:: Given data ::
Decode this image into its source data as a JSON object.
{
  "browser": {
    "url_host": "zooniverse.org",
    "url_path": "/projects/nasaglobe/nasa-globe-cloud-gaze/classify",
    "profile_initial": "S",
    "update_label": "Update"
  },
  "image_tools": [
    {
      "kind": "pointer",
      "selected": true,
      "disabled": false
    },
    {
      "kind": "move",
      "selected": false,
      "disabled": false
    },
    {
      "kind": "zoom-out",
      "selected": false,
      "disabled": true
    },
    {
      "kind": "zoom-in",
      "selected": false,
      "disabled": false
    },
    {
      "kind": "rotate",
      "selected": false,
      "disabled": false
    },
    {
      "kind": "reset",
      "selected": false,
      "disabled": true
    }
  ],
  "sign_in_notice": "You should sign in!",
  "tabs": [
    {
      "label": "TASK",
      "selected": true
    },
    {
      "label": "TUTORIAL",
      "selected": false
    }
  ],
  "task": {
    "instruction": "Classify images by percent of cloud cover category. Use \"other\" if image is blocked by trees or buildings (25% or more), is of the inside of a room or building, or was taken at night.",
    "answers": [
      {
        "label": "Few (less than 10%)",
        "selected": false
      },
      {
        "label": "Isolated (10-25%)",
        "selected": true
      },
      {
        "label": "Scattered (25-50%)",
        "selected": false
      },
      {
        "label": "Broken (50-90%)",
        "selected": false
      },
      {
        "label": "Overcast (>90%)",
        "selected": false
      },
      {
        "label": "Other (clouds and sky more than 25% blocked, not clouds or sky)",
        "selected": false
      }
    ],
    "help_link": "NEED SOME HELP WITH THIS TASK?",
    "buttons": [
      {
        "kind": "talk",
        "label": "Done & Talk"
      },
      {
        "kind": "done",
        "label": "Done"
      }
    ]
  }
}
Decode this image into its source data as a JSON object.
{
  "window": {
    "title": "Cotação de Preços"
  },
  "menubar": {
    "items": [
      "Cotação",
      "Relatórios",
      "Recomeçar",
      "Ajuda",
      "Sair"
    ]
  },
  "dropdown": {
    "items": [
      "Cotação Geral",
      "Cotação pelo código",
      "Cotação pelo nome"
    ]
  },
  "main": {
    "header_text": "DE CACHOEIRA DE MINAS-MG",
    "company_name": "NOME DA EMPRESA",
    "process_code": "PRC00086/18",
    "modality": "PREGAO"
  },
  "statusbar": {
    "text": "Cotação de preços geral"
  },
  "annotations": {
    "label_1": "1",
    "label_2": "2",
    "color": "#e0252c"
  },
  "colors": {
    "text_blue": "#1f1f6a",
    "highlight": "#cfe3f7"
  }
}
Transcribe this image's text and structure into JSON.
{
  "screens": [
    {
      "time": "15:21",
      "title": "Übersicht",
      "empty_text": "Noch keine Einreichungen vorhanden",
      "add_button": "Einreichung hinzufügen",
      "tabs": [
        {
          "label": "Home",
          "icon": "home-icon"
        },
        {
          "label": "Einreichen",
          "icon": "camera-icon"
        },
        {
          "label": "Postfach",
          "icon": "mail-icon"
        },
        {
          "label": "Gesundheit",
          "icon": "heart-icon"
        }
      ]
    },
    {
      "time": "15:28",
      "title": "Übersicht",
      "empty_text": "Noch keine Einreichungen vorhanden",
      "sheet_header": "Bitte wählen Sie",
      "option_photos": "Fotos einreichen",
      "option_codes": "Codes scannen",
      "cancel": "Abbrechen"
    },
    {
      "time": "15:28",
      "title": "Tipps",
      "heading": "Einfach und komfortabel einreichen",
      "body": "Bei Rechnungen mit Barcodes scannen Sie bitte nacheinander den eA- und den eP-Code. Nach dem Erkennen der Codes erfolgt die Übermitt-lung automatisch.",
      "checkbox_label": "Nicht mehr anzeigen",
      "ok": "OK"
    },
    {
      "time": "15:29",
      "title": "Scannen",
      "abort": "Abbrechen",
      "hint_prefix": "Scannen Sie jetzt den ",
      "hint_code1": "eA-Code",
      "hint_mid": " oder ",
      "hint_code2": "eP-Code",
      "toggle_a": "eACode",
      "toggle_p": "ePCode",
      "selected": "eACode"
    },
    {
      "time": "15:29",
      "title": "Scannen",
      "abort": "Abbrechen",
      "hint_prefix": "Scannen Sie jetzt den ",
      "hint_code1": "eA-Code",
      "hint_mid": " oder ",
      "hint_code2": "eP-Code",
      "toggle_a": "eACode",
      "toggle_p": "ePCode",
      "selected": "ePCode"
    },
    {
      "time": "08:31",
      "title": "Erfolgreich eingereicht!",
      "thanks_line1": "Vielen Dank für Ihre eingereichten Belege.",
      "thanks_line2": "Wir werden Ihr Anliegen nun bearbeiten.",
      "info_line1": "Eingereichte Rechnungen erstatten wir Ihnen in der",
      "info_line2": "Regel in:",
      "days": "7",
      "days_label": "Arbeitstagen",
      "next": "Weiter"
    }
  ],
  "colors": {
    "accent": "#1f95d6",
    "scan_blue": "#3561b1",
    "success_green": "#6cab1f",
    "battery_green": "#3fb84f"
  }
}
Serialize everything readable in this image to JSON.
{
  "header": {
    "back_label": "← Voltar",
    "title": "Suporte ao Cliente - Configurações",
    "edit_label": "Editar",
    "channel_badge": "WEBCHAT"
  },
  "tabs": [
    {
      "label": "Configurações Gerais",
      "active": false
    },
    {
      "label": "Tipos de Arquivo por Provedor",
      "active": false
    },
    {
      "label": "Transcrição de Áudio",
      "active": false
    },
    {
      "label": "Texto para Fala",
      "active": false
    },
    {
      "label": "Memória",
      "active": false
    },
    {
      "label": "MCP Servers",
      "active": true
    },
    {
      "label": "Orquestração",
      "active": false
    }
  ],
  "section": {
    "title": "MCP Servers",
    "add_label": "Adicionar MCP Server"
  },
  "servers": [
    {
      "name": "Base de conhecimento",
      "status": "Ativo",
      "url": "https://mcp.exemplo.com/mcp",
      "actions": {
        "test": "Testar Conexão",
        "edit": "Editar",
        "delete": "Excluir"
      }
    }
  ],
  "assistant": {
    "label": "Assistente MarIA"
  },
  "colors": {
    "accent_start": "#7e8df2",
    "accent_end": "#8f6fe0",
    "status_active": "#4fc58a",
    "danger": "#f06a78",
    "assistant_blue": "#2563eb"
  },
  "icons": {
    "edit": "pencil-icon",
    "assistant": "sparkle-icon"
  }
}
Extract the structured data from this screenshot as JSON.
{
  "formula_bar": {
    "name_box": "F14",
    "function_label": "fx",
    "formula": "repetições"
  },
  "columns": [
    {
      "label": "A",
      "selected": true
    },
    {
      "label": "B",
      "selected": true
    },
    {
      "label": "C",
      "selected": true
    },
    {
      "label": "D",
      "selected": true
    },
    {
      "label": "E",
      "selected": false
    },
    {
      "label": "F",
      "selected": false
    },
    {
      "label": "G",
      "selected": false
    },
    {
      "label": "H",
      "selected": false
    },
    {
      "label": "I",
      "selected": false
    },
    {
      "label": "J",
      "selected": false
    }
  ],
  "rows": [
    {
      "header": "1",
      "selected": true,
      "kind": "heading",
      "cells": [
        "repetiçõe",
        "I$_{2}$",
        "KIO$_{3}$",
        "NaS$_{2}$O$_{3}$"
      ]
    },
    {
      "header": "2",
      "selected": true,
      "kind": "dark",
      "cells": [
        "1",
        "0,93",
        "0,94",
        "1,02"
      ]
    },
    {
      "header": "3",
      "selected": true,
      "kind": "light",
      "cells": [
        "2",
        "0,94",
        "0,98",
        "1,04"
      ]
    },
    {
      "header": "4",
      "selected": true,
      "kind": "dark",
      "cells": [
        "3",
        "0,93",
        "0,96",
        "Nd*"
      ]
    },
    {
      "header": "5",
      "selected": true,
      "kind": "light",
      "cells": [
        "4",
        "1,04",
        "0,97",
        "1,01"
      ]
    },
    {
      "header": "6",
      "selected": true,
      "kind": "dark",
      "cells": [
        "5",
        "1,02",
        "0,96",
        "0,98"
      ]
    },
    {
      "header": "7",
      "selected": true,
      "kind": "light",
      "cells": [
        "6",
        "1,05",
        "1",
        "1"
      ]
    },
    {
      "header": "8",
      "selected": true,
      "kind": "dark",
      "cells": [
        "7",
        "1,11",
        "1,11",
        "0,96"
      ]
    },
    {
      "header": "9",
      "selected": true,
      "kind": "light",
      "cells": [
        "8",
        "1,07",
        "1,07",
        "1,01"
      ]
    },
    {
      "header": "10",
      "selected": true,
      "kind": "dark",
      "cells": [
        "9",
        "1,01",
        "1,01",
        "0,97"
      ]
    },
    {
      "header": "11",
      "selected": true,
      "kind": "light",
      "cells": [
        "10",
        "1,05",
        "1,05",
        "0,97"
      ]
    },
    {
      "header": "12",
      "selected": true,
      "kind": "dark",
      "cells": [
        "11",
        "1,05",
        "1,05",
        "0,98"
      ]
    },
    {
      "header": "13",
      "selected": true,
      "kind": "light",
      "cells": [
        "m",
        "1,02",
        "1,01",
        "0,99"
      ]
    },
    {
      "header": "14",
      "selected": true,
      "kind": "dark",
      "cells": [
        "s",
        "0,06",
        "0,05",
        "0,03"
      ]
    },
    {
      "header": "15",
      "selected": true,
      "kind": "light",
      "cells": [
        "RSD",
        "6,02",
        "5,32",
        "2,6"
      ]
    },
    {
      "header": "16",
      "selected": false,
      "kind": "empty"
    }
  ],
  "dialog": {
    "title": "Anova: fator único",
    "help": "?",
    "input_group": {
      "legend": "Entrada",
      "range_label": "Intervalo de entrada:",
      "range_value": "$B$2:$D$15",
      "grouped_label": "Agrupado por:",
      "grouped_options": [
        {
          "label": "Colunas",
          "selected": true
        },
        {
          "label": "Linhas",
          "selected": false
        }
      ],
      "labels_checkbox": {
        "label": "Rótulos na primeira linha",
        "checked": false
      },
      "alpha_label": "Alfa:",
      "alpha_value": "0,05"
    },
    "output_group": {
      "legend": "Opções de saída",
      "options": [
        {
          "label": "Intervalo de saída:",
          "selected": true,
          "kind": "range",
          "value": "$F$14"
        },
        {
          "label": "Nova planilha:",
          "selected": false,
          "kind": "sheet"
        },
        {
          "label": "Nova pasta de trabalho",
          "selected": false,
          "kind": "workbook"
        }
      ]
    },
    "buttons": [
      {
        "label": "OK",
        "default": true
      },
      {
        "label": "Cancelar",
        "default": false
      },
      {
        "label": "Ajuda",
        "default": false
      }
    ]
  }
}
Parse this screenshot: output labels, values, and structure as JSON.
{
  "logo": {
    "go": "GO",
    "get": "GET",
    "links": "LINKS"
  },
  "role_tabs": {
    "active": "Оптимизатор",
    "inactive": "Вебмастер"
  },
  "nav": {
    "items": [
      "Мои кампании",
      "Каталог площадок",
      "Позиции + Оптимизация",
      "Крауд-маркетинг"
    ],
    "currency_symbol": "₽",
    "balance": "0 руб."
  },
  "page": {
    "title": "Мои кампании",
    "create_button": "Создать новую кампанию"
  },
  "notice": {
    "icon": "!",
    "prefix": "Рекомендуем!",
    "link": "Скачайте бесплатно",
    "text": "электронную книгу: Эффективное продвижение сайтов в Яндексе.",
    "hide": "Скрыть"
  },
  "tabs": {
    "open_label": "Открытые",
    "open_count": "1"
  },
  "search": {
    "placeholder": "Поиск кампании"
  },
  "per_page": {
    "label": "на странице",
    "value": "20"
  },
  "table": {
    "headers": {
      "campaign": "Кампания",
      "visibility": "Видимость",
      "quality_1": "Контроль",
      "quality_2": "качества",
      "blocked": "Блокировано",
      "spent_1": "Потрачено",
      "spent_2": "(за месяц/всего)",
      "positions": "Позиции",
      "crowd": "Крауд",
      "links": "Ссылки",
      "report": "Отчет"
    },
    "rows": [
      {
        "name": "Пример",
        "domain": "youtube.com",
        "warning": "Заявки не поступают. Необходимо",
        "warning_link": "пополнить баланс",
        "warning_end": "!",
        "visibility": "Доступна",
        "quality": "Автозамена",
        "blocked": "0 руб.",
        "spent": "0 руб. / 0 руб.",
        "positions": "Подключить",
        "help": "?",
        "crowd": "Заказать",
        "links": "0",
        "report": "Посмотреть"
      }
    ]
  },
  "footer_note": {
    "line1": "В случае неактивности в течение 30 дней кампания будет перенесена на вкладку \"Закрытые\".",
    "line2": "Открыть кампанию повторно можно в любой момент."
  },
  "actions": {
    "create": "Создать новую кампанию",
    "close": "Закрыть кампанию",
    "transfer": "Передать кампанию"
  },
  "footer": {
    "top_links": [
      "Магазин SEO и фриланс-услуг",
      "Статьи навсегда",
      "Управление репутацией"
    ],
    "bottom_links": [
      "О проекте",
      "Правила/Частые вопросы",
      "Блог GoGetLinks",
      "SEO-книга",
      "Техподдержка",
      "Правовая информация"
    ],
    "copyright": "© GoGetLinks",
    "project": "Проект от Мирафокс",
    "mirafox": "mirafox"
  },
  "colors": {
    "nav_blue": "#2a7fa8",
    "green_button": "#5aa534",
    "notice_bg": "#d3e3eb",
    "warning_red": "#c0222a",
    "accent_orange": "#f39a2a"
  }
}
:::
▸ Exercise task
Read through the data and copy every line where "Configurações" shows up.

▸ Reply
    "title": "Suporte ao Cliente - Configurações",
      "label": "Configurações Gerais",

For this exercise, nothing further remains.